Given problem | Show all lines holding "location".
[Record extracts start]
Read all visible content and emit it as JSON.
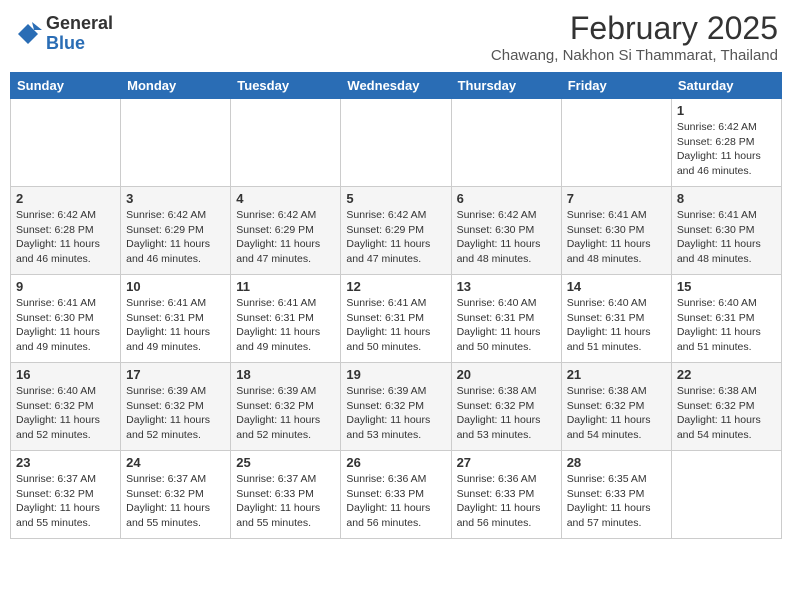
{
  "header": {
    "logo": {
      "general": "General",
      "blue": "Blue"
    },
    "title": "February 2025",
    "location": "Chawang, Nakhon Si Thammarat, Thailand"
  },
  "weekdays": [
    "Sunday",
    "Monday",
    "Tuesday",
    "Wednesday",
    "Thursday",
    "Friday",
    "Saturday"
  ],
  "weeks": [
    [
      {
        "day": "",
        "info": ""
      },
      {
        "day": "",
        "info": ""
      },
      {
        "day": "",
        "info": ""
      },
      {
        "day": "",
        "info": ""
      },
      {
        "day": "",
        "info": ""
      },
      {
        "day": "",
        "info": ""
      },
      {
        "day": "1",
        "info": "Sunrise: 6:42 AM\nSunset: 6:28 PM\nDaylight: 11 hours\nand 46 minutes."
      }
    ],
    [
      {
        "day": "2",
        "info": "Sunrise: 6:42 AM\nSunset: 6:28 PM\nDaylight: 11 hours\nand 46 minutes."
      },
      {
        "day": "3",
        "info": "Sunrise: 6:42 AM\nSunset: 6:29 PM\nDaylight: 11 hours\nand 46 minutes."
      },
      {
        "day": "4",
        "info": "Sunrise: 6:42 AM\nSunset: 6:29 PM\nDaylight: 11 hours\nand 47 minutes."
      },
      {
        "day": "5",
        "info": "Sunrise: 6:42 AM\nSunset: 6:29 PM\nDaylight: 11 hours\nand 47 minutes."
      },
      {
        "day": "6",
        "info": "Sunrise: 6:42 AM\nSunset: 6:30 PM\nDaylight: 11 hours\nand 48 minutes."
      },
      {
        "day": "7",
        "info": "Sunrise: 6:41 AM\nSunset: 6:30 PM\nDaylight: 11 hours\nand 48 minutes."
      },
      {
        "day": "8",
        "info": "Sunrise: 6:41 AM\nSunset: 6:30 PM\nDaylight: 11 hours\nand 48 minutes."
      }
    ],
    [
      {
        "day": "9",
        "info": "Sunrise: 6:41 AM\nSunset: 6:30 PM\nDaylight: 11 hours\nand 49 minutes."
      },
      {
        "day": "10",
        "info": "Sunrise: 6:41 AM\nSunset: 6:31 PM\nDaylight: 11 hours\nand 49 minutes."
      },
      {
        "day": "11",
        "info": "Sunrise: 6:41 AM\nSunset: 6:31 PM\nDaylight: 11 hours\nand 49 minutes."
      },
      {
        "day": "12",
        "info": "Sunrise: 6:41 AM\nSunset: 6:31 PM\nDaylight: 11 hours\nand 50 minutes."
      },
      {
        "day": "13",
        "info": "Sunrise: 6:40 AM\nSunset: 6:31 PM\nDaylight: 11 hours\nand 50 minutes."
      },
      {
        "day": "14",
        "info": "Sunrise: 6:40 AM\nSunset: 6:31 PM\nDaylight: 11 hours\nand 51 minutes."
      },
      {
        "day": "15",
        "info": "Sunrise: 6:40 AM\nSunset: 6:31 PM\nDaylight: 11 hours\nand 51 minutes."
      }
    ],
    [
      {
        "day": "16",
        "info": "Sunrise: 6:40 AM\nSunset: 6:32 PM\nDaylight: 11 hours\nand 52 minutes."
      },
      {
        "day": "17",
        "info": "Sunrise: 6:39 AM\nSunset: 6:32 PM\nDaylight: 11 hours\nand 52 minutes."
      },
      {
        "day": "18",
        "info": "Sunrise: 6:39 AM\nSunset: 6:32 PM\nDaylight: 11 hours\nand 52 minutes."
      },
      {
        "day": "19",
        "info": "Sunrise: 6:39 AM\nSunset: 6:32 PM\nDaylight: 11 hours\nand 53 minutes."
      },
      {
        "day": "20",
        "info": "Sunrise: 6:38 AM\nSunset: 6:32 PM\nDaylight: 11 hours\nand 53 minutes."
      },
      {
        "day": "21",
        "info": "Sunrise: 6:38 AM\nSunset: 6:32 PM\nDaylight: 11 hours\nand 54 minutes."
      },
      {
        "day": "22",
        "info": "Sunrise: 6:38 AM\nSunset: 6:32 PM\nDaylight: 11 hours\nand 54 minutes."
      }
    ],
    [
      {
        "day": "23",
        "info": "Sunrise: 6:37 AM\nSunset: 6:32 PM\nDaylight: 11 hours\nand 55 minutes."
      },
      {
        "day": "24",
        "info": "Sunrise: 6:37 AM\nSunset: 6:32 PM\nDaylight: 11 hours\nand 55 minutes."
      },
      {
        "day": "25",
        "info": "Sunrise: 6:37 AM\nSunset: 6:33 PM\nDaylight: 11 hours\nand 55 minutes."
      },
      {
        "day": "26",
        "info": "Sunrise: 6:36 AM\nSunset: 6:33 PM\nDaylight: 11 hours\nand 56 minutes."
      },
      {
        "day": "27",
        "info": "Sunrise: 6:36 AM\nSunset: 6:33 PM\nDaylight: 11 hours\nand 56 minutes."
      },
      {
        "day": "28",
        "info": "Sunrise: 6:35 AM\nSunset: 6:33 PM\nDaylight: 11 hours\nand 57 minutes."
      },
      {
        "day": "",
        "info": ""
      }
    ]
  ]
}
[Record extracts end]
[Record extracts start]
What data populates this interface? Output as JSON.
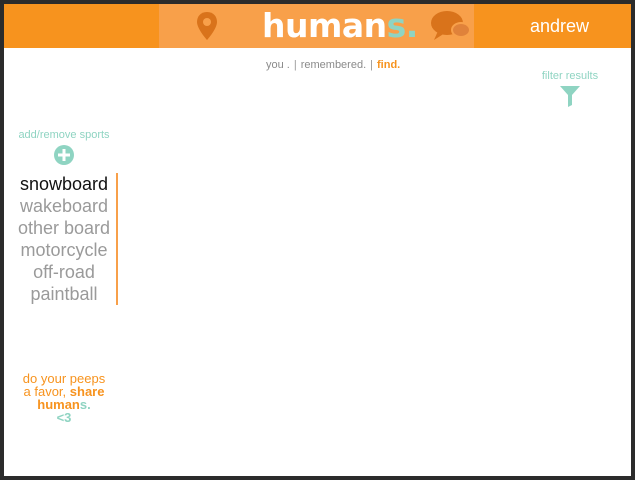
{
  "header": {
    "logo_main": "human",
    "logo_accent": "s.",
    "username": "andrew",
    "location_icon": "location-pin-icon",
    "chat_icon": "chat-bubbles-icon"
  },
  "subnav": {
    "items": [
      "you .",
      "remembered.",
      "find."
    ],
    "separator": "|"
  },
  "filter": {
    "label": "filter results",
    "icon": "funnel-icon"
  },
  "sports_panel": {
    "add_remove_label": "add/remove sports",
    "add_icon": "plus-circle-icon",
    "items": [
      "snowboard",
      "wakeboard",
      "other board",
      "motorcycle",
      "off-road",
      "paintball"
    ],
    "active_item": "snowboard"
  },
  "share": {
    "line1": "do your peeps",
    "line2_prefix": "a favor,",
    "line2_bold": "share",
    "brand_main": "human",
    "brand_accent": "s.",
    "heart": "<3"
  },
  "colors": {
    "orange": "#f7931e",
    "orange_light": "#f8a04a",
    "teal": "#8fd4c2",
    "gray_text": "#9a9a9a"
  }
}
[Record extracts end]
Solution to this task |
    "location": "Chawang, Nakhon Si Thammarat, Thailand"
    "location_icon": "location-pin-icon",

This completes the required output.